**Your instructions**:
Write out each line of the material again, word for word.

**Data extract**:

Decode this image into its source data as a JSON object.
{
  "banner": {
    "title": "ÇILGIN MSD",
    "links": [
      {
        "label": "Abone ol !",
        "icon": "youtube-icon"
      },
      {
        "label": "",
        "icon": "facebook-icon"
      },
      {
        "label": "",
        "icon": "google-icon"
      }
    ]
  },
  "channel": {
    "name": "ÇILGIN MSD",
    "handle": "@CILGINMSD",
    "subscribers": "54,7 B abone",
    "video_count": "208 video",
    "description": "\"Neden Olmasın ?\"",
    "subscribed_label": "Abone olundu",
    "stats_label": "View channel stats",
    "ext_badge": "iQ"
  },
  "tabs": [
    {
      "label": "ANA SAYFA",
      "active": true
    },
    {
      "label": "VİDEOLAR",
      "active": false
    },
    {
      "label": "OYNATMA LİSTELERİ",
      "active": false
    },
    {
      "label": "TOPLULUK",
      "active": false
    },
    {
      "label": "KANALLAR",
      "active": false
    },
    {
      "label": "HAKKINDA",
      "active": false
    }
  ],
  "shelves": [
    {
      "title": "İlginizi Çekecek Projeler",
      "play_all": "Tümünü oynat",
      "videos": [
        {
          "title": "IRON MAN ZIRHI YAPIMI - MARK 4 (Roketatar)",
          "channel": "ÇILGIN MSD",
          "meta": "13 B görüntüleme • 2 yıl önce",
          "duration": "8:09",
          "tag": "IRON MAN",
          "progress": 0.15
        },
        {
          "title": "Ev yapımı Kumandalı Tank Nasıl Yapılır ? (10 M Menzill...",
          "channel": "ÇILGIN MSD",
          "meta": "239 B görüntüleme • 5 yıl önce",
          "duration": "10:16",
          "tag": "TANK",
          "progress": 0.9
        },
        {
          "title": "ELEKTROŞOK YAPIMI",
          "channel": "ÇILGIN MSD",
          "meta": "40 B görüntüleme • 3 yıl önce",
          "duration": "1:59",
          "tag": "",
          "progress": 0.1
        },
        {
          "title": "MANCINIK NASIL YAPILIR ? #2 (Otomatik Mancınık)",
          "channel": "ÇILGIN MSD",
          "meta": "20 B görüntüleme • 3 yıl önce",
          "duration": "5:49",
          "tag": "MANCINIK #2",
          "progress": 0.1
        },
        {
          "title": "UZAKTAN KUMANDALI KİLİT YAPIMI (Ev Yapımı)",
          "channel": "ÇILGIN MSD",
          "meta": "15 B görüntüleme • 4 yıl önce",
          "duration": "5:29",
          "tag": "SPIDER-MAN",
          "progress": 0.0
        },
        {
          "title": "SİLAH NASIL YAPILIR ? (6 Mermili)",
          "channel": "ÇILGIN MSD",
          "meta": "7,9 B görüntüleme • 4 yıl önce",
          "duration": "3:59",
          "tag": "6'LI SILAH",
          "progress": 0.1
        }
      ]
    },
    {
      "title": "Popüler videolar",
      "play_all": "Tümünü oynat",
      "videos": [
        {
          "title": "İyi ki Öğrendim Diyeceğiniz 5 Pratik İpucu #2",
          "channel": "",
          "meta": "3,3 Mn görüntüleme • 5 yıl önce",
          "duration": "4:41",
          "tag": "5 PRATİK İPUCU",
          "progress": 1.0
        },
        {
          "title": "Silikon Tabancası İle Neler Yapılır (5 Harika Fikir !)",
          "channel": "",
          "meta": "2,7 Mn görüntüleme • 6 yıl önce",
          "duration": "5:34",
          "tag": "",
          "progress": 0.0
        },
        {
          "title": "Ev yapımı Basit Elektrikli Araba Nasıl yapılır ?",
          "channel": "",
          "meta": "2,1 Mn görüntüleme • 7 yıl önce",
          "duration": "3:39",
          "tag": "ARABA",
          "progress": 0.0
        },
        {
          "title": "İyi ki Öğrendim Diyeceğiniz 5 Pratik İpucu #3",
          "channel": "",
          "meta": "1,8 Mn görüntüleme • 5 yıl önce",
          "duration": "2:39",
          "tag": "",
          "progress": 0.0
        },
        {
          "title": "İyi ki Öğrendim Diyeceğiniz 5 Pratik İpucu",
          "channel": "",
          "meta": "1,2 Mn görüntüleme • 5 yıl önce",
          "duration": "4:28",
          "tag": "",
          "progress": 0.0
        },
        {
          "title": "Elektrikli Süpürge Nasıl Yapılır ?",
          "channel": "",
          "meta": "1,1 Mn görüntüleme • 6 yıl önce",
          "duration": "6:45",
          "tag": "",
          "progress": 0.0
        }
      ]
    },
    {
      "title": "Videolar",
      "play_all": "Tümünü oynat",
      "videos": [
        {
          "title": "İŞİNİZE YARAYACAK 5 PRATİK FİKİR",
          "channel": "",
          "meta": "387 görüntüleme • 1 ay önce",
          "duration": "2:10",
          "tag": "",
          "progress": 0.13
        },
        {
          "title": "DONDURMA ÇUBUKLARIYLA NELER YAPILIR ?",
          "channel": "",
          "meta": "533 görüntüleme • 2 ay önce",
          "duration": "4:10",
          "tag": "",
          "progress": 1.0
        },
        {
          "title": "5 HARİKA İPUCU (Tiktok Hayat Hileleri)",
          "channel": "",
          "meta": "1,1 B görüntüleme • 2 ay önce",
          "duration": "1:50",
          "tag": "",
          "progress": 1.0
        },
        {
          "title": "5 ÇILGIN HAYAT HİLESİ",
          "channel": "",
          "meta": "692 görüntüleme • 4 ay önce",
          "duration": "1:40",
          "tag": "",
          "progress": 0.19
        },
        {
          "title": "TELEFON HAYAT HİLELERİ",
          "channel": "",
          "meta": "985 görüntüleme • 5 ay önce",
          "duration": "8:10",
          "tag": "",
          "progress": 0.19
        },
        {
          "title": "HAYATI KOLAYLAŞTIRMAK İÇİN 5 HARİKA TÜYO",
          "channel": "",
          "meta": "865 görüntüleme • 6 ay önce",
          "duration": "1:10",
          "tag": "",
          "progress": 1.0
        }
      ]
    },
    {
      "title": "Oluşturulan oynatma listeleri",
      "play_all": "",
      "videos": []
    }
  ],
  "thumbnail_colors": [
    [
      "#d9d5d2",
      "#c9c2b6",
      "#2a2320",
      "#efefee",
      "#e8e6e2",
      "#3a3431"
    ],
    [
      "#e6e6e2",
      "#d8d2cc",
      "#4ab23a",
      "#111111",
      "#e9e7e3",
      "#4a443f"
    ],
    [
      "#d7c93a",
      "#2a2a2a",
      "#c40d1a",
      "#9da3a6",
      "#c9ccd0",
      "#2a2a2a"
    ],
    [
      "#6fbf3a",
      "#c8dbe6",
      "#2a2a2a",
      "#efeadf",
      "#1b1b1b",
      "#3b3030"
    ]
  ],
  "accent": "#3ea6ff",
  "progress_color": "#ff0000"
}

**The result**:
Decode this image into its source data as a JSON object.
{
  "banner": {
    "title": "ÇILGIN MSD",
    "links": [
      {
        "label": "Abone ol !",
        "icon": "youtube-icon"
      },
      {
        "label": "",
        "icon": "facebook-icon"
      },
      {
        "label": "",
        "icon": "google-icon"
      }
    ]
  },
  "channel": {
    "name": "ÇILGIN MSD",
    "handle": "@CILGINMSD",
    "subscribers": "54,7 B abone",
    "video_count": "208 video",
    "description": "\"Neden Olmasın ?\"",
    "subscribed_label": "Abone olundu",
    "stats_label": "View channel stats",
    "ext_badge": "iQ"
  },
  "tabs": [
    {
      "label": "ANA SAYFA",
      "active": true
    },
    {
      "label": "VİDEOLAR",
      "active": false
    },
    {
      "label": "OYNATMA LİSTELERİ",
      "active": false
    },
    {
      "label": "TOPLULUK",
      "active": false
    },
    {
      "label": "KANALLAR",
      "active": false
    },
    {
      "label": "HAKKINDA",
      "active": false
    }
  ],
  "shelves": [
    {
      "title": "İlginizi Çekecek Projeler",
      "play_all": "Tümünü oynat",
      "videos": [
        {
          "title": "IRON MAN ZIRHI YAPIMI - MARK 4 (Roketatar)",
          "channel": "ÇILGIN MSD",
          "meta": "13 B görüntüleme • 2 yıl önce",
          "duration": "8:09",
          "tag": "IRON MAN",
          "progress": 0.15
        },
        {
          "title": "Ev yapımı Kumandalı Tank Nasıl Yapılır ? (10 M Menzill...",
          "channel": "ÇILGIN MSD",
          "meta": "239 B görüntüleme • 5 yıl önce",
          "duration": "10:16",
          "tag": "TANK",
          "progress": 0.9
        },
        {
          "title": "ELEKTROŞOK YAPIMI",
          "channel": "ÇILGIN MSD",
          "meta": "40 B görüntüleme • 3 yıl önce",
          "duration": "1:59",
          "tag": "",
          "progress": 0.1
        },
        {
          "title": "MANCINIK NASIL YAPILIR ? #2 (Otomatik Mancınık)",
          "channel": "ÇILGIN MSD",
          "meta": "20 B görüntüleme • 3 yıl önce",
          "duration": "5:49",
          "tag": "MANCINIK #2",
          "progress": 0.1
        },
        {
          "title": "UZAKTAN KUMANDALI KİLİT YAPIMI (Ev Yapımı)",
          "channel": "ÇILGIN MSD",
          "meta": "15 B görüntüleme • 4 yıl önce",
          "duration": "5:29",
          "tag": "SPIDER-MAN",
          "progress": 0.0
        },
        {
          "title": "SİLAH NASIL YAPILIR ? (6 Mermili)",
          "channel": "ÇILGIN MSD",
          "meta": "7,9 B görüntüleme • 4 yıl önce",
          "duration": "3:59",
          "tag": "6'LI SILAH",
          "progress": 0.1
        }
      ]
    },
    {
      "title": "Popüler videolar",
      "play_all": "Tümünü oynat",
      "videos": [
        {
          "title": "İyi ki Öğrendim Diyeceğiniz 5 Pratik İpucu #2",
          "channel": "",
          "meta": "3,3 Mn görüntüleme • 5 yıl önce",
          "duration": "4:41",
          "tag": "5 PRATİK İPUCU",
          "progress": 1.0
        },
        {
          "title": "Silikon Tabancası İle Neler Yapılır (5 Harika Fikir !)",
          "channel": "",
          "meta": "2,7 Mn görüntüleme • 6 yıl önce",
          "duration": "5:34",
          "tag": "",
          "progress": 0.0
        },
        {
          "title": "Ev yapımı Basit Elektrikli Araba Nasıl yapılır ?",
          "channel": "",
          "meta": "2,1 Mn görüntüleme • 7 yıl önce",
          "duration": "3:39",
          "tag": "ARABA",
          "progress": 0.0
        },
        {
          "title": "İyi ki Öğrendim Diyeceğiniz 5 Pratik İpucu #3",
          "channel": "",
          "meta": "1,8 Mn görüntüleme • 5 yıl önce",
          "duration": "2:39",
          "tag": "",
          "progress": 0.0
        },
        {
          "title": "İyi ki Öğrendim Diyeceğiniz 5 Pratik İpucu",
          "channel": "",
          "meta": "1,2 Mn görüntüleme • 5 yıl önce",
          "duration": "4:28",
          "tag": "",
          "progress": 0.0
        },
        {
          "title": "Elektrikli Süpürge Nasıl Yapılır ?",
          "channel": "",
          "meta": "1,1 Mn görüntüleme • 6 yıl önce",
          "duration": "6:45",
          "tag": "",
          "progress": 0.0
        }
      ]
    },
    {
      "title": "Videolar",
      "play_all": "Tümünü oynat",
      "videos": [
        {
          "title": "İŞİNİZE YARAYACAK 5 PRATİK FİKİR",
          "channel": "",
          "meta": "387 görüntüleme • 1 ay önce",
          "duration": "2:10",
          "tag": "",
          "progress": 0.13
        },
        {
          "title": "DONDURMA ÇUBUKLARIYLA NELER YAPILIR ?",
          "channel": "",
          "meta": "533 görüntüleme • 2 ay önce",
          "duration": "4:10",
          "tag": "",
          "progress": 1.0
        },
        {
          "title": "5 HARİKA İPUCU (Tiktok Hayat Hileleri)",
          "channel": "",
          "meta": "1,1 B görüntüleme • 2 ay önce",
          "duration": "1:50",
          "tag": "",
          "progress": 1.0
        },
        {
          "title": "5 ÇILGIN HAYAT HİLESİ",
          "channel": "",
          "meta": "692 görüntüleme • 4 ay önce",
          "duration": "1:40",
          "tag": "",
          "progress": 0.19
        },
        {
          "title": "TELEFON HAYAT HİLELERİ",
          "channel": "",
          "meta": "985 görüntüleme • 5 ay önce",
          "duration": "8:10",
          "tag": "",
          "progress": 0.19
        },
        {
          "title": "HAYATI KOLAYLAŞTIRMAK İÇİN 5 HARİKA TÜYO",
          "channel": "",
          "meta": "865 görüntüleme • 6 ay önce",
          "duration": "1:10",
          "tag": "",
          "progress": 1.0
        }
      ]
    },
    {
      "title": "Oluşturulan oynatma listeleri",
      "play_all": "",
      "videos": []
    }
  ],
  "thumbnail_colors": [
    [
      "#d9d5d2",
      "#c9c2b6",
      "#2a2320",
      "#efefee",
      "#e8e6e2",
      "#3a3431"
    ],
    [
      "#e6e6e2",
      "#d8d2cc",
      "#4ab23a",
      "#111111",
      "#e9e7e3",
      "#4a443f"
    ],
    [
      "#d7c93a",
      "#2a2a2a",
      "#c40d1a",
      "#9da3a6",
      "#c9ccd0",
      "#2a2a2a"
    ],
    [
      "#6fbf3a",
      "#c8dbe6",
      "#2a2a2a",
      "#efeadf",
      "#1b1b1b",
      "#3b3030"
    ]
  ],
  "accent": "#3ea6ff",
  "progress_color": "#ff0000"
}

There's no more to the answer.